What you are asked to do — Repeat all of the material exactly as given.

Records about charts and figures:

○ ○ ○

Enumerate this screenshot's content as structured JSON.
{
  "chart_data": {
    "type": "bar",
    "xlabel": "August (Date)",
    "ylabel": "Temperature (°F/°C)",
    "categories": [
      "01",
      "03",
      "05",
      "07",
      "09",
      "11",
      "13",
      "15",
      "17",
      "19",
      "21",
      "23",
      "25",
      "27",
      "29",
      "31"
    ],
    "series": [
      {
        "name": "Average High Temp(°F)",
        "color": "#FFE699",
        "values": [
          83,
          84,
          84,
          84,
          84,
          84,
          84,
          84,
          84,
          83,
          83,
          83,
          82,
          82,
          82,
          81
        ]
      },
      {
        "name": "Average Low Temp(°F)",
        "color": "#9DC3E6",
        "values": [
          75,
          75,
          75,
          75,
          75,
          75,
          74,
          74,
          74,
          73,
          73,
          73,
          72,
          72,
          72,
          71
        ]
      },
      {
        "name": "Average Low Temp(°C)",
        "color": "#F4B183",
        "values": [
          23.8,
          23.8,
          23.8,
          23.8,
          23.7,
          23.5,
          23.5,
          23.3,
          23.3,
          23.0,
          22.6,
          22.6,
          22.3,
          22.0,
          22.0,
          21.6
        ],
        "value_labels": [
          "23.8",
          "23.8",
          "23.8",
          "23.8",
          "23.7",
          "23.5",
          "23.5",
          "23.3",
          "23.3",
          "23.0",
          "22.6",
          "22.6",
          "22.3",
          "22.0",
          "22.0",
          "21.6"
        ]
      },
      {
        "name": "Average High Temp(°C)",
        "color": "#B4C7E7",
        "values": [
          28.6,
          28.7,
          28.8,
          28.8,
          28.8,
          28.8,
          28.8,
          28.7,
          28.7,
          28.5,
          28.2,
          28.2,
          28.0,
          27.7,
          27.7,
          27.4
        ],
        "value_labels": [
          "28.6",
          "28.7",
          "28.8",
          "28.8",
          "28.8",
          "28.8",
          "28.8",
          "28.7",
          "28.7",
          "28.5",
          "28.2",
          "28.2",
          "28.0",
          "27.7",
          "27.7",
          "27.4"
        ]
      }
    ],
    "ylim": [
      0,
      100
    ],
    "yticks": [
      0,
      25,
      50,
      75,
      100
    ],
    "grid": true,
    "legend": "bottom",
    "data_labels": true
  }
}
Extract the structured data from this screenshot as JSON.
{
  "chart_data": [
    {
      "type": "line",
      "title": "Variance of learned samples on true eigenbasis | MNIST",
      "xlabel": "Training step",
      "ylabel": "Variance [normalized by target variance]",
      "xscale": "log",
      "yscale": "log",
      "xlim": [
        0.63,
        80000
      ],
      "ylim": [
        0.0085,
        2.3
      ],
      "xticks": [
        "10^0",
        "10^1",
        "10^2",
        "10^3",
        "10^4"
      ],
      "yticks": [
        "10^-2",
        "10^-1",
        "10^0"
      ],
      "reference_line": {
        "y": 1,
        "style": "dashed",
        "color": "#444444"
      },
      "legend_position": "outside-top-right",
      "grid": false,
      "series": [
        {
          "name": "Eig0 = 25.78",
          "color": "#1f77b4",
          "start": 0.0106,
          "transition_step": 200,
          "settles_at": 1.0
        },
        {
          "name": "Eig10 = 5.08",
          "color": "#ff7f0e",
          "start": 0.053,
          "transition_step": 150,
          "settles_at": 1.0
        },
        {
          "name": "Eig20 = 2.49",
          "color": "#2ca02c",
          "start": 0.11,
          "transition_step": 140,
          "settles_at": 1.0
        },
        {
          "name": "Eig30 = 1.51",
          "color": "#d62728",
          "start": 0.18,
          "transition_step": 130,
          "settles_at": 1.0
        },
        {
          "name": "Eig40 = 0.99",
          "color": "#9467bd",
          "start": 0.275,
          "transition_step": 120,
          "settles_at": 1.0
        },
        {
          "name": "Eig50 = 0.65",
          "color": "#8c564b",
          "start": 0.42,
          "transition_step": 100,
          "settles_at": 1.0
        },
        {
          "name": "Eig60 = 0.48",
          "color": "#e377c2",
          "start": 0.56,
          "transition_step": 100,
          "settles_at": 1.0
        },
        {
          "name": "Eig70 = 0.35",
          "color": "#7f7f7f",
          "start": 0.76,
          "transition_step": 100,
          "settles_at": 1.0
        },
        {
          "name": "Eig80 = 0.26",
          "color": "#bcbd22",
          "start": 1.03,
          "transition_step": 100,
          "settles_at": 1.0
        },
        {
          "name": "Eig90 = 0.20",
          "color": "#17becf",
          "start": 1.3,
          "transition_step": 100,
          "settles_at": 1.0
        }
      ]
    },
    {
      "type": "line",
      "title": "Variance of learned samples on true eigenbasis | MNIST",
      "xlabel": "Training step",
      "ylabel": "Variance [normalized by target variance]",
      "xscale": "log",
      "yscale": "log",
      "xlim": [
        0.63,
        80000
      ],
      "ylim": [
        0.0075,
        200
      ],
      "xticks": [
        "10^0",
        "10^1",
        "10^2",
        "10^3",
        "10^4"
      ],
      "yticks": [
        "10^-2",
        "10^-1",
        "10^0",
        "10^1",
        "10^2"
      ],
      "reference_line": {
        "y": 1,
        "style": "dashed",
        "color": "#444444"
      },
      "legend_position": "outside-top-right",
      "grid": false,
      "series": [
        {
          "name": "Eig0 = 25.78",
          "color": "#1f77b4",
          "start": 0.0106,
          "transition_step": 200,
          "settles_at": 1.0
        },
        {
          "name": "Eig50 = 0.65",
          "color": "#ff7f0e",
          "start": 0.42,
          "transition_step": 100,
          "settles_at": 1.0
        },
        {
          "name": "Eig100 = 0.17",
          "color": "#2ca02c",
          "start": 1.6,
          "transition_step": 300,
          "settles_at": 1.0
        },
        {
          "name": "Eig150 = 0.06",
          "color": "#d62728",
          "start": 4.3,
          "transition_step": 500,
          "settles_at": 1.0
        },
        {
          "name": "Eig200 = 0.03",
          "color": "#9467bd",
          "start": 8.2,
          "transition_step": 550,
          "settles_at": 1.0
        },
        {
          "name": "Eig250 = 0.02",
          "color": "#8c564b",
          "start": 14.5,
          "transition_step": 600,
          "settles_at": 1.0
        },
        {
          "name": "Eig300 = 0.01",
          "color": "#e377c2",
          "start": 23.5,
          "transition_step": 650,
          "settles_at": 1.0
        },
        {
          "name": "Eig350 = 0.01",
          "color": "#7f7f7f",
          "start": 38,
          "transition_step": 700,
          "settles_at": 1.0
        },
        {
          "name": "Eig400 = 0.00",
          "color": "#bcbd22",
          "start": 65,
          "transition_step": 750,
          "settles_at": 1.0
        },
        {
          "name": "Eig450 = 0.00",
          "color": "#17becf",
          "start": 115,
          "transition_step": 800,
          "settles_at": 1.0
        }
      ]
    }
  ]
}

○ ○ ○

Final result —
Enumerate this screenshot's content as structured JSON.
{
  "chart_data": {
    "type": "bar",
    "xlabel": "August (Date)",
    "ylabel": "Temperature (°F/°C)",
    "categories": [
      "01",
      "03",
      "05",
      "07",
      "09",
      "11",
      "13",
      "15",
      "17",
      "19",
      "21",
      "23",
      "25",
      "27",
      "29",
      "31"
    ],
    "series": [
      {
        "name": "Average High Temp(°F)",
        "color": "#FFE699",
        "values": [
          83,
          84,
          84,
          84,
          84,
          84,
          84,
          84,
          84,
          83,
          83,
          83,
          82,
          82,
          82,
          81
        ]
      },
      {
        "name": "Average Low Temp(°F)",
        "color": "#9DC3E6",
        "values": [
          75,
          75,
          75,
          75,
          75,
          75,
          74,
          74,
          74,
          73,
          73,
          73,
          72,
          72,
          72,
          71
        ]
      },
      {
        "name": "Average Low Temp(°C)",
        "color": "#F4B183",
        "values": [
          23.8,
          23.8,
          23.8,
          23.8,
          23.7,
          23.5,
          23.5,
          23.3,
          23.3,
          23.0,
          22.6,
          22.6,
          22.3,
          22.0,
          22.0,
          21.6
        ],
        "value_labels": [
          "23.8",
          "23.8",
          "23.8",
          "23.8",
          "23.7",
          "23.5",
          "23.5",
          "23.3",
          "23.3",
          "23.0",
          "22.6",
          "22.6",
          "22.3",
          "22.0",
          "22.0",
          "21.6"
        ]
      },
      {
        "name": "Average High Temp(°C)",
        "color": "#B4C7E7",
        "values": [
          28.6,
          28.7,
          28.8,
          28.8,
          28.8,
          28.8,
          28.8,
          28.7,
          28.7,
          28.5,
          28.2,
          28.2,
          28.0,
          27.7,
          27.7,
          27.4
        ],
        "value_labels": [
          "28.6",
          "28.7",
          "28.8",
          "28.8",
          "28.8",
          "28.8",
          "28.8",
          "28.7",
          "28.7",
          "28.5",
          "28.2",
          "28.2",
          "28.0",
          "27.7",
          "27.7",
          "27.4"
        ]
      }
    ],
    "ylim": [
      0,
      100
    ],
    "yticks": [
      0,
      25,
      50,
      75,
      100
    ],
    "grid": true,
    "legend": "bottom",
    "data_labels": true
  }
}
Extract the structured data from this screenshot as JSON.
{
  "chart_data": [
    {
      "type": "line",
      "title": "Variance of learned samples on true eigenbasis | MNIST",
      "xlabel": "Training step",
      "ylabel": "Variance [normalized by target variance]",
      "xscale": "log",
      "yscale": "log",
      "xlim": [
        0.63,
        80000
      ],
      "ylim": [
        0.0085,
        2.3
      ],
      "xticks": [
        "10^0",
        "10^1",
        "10^2",
        "10^3",
        "10^4"
      ],
      "yticks": [
        "10^-2",
        "10^-1",
        "10^0"
      ],
      "reference_line": {
        "y": 1,
        "style": "dashed",
        "color": "#444444"
      },
      "legend_position": "outside-top-right",
      "grid": false,
      "series": [
        {
          "name": "Eig0 = 25.78",
          "color": "#1f77b4",
          "start": 0.0106,
          "transition_step": 200,
          "settles_at": 1.0
        },
        {
          "name": "Eig10 = 5.08",
          "color": "#ff7f0e",
          "start": 0.053,
          "transition_step": 150,
          "settles_at": 1.0
        },
        {
          "name": "Eig20 = 2.49",
          "color": "#2ca02c",
          "start": 0.11,
          "transition_step": 140,
          "settles_at": 1.0
        },
        {
          "name": "Eig30 = 1.51",
          "color": "#d62728",
          "start": 0.18,
          "transition_step": 130,
          "settles_at": 1.0
        },
        {
          "name": "Eig40 = 0.99",
          "color": "#9467bd",
          "start": 0.275,
          "transition_step": 120,
          "settles_at": 1.0
        },
        {
          "name": "Eig50 = 0.65",
          "color": "#8c564b",
          "start": 0.42,
          "transition_step": 100,
          "settles_at": 1.0
        },
        {
          "name": "Eig60 = 0.48",
          "color": "#e377c2",
          "start": 0.56,
          "transition_step": 100,
          "settles_at": 1.0
        },
        {
          "name": "Eig70 = 0.35",
          "color": "#7f7f7f",
          "start": 0.76,
          "transition_step": 100,
          "settles_at": 1.0
        },
        {
          "name": "Eig80 = 0.26",
          "color": "#bcbd22",
          "start": 1.03,
          "transition_step": 100,
          "settles_at": 1.0
        },
        {
          "name": "Eig90 = 0.20",
          "color": "#17becf",
          "start": 1.3,
          "transition_step": 100,
          "settles_at": 1.0
        }
      ]
    },
    {
      "type": "line",
      "title": "Variance of learned samples on true eigenbasis | MNIST",
      "xlabel": "Training step",
      "ylabel": "Variance [normalized by target variance]",
      "xscale": "log",
      "yscale": "log",
      "xlim": [
        0.63,
        80000
      ],
      "ylim": [
        0.0075,
        200
      ],
      "xticks": [
        "10^0",
        "10^1",
        "10^2",
        "10^3",
        "10^4"
      ],
      "yticks": [
        "10^-2",
        "10^-1",
        "10^0",
        "10^1",
        "10^2"
      ],
      "reference_line": {
        "y": 1,
        "style": "dashed",
        "color": "#444444"
      },
      "legend_position": "outside-top-right",
      "grid": false,
      "series": [
        {
          "name": "Eig0 = 25.78",
          "color": "#1f77b4",
          "start": 0.0106,
          "transition_step": 200,
          "settles_at": 1.0
        },
        {
          "name": "Eig50 = 0.65",
          "color": "#ff7f0e",
          "start": 0.42,
          "transition_step": 100,
          "settles_at": 1.0
        },
        {
          "name": "Eig100 = 0.17",
          "color": "#2ca02c",
          "start": 1.6,
          "transition_step": 300,
          "settles_at": 1.0
        },
        {
          "name": "Eig150 = 0.06",
          "color": "#d62728",
          "start": 4.3,
          "transition_step": 500,
          "settles_at": 1.0
        },
        {
          "name": "Eig200 = 0.03",
          "color": "#9467bd",
          "start": 8.2,
          "transition_step": 550,
          "settles_at": 1.0
        },
        {
          "name": "Eig250 = 0.02",
          "color": "#8c564b",
          "start": 14.5,
          "transition_step": 600,
          "settles_at": 1.0
        },
        {
          "name": "Eig300 = 0.01",
          "color": "#e377c2",
          "start": 23.5,
          "transition_step": 650,
          "settles_at": 1.0
        },
        {
          "name": "Eig350 = 0.01",
          "color": "#7f7f7f",
          "start": 38,
          "transition_step": 700,
          "settles_at": 1.0
        },
        {
          "name": "Eig400 = 0.00",
          "color": "#bcbd22",
          "start": 65,
          "transition_step": 750,
          "settles_at": 1.0
        },
        {
          "name": "Eig450 = 0.00",
          "color": "#17becf",
          "start": 115,
          "transition_step": 800,
          "settles_at": 1.0
        }
      ]
    }
  ]
}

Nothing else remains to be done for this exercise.